(Stored data)
START

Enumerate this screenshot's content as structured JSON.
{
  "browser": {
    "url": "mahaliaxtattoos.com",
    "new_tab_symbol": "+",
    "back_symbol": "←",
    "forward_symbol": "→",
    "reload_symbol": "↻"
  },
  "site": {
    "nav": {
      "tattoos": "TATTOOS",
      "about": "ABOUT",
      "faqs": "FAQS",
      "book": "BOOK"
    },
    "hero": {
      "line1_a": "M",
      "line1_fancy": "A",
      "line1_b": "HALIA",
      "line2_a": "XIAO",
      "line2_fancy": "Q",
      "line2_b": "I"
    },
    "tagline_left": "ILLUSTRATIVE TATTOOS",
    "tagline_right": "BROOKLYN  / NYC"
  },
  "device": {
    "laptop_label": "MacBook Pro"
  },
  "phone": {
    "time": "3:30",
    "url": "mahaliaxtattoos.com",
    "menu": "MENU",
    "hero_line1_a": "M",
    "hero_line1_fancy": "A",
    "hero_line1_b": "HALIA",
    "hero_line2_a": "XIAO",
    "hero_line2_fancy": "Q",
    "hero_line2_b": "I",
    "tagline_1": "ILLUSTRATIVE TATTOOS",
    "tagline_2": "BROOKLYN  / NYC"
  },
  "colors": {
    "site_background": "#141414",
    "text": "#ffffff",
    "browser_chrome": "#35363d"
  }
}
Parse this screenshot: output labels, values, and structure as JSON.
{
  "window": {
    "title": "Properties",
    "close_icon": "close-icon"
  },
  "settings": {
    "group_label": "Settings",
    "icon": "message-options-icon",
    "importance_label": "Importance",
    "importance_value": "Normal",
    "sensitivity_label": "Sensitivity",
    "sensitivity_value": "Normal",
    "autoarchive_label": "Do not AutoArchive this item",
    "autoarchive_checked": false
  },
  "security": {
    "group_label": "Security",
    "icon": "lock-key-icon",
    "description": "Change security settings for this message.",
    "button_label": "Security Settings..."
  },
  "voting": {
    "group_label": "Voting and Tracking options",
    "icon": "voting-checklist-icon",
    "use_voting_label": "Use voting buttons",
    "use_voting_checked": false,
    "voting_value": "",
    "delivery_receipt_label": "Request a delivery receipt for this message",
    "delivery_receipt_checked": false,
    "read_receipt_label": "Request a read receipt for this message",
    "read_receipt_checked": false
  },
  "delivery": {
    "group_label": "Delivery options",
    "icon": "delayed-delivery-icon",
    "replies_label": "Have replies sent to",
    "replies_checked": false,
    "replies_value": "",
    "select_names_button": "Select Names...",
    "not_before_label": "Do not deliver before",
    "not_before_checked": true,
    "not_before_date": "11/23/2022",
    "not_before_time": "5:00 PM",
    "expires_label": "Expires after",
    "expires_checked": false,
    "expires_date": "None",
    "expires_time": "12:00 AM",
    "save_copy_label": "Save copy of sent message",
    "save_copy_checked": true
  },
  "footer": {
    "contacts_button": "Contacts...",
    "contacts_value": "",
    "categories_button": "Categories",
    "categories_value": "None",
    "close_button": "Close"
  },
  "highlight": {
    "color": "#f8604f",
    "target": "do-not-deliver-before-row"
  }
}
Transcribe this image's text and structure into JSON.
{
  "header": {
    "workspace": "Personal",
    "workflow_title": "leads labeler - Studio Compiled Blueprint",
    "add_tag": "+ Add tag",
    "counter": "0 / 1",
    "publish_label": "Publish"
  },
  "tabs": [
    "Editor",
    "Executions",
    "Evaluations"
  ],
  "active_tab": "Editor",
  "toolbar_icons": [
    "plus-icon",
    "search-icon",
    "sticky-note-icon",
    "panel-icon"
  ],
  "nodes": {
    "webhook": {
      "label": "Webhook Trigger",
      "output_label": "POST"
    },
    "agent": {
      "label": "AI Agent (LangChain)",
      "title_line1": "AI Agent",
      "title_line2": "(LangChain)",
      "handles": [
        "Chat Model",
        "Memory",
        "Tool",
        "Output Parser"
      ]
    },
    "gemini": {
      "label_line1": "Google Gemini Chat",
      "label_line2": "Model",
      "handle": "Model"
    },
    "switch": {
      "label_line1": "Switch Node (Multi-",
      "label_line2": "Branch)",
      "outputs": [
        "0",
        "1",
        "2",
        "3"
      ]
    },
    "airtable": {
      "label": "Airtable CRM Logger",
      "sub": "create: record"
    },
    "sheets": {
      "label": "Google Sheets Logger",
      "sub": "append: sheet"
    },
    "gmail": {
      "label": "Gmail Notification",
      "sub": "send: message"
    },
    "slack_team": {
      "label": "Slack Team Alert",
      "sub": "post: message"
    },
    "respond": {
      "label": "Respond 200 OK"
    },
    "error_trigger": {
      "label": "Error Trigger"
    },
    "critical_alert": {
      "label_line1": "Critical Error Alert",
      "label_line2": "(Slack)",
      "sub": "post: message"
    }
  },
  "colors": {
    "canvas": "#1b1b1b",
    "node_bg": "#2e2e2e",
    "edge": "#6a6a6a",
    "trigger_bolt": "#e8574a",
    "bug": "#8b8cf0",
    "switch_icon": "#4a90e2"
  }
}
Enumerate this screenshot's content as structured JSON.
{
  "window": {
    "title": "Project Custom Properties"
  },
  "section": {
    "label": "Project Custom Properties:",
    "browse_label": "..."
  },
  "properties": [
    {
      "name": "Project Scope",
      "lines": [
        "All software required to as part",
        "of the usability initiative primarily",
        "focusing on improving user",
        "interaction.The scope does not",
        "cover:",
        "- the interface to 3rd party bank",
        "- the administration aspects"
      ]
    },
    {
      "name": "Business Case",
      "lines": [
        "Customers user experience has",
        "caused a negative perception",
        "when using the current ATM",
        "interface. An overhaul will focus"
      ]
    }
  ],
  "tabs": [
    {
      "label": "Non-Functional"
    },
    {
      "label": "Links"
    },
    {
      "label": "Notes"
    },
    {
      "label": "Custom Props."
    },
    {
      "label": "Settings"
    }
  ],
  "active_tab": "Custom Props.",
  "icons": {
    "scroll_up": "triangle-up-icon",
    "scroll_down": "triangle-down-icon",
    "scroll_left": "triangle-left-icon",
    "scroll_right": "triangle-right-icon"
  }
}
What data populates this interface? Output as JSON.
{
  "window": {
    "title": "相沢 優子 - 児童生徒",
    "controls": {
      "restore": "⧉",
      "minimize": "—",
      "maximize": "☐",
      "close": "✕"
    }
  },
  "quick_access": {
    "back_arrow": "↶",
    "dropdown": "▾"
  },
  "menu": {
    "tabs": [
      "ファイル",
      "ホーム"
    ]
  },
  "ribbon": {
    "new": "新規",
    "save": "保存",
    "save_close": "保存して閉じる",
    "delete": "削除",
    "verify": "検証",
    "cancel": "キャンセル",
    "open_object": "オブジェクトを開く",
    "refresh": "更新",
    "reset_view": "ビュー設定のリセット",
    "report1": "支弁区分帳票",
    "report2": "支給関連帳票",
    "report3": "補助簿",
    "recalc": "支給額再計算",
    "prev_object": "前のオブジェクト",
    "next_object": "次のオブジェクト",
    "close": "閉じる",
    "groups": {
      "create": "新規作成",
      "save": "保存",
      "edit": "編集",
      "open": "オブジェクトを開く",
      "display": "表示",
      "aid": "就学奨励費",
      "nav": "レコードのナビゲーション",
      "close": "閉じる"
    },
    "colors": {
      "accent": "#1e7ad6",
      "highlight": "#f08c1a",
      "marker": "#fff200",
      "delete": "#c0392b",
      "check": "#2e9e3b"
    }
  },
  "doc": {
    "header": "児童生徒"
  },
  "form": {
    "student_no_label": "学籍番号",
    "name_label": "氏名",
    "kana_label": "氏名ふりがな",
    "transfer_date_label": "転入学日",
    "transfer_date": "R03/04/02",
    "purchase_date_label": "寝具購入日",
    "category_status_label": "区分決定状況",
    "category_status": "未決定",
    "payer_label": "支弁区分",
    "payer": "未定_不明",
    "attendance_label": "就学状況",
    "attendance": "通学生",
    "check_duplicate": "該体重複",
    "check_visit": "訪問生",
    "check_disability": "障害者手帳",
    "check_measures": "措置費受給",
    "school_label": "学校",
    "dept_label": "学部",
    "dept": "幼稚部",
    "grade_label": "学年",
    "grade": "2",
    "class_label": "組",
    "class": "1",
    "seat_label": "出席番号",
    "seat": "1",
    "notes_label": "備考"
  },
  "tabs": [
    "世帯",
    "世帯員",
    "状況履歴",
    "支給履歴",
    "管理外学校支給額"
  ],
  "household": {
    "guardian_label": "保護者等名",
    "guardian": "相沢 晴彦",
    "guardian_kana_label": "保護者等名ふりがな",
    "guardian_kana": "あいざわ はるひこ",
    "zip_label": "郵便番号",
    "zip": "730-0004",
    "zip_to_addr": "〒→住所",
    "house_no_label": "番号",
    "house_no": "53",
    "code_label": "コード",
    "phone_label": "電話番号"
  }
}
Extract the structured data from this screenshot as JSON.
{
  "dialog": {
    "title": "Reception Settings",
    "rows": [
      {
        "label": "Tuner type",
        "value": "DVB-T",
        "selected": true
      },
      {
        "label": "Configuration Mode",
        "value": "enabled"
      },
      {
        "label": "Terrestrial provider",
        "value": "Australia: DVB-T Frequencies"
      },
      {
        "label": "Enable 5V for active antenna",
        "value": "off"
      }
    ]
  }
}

END

AIM:
Only a number is wanted: how many lines contain "triangle"?

RESULT OF THIS EXERCISE:
4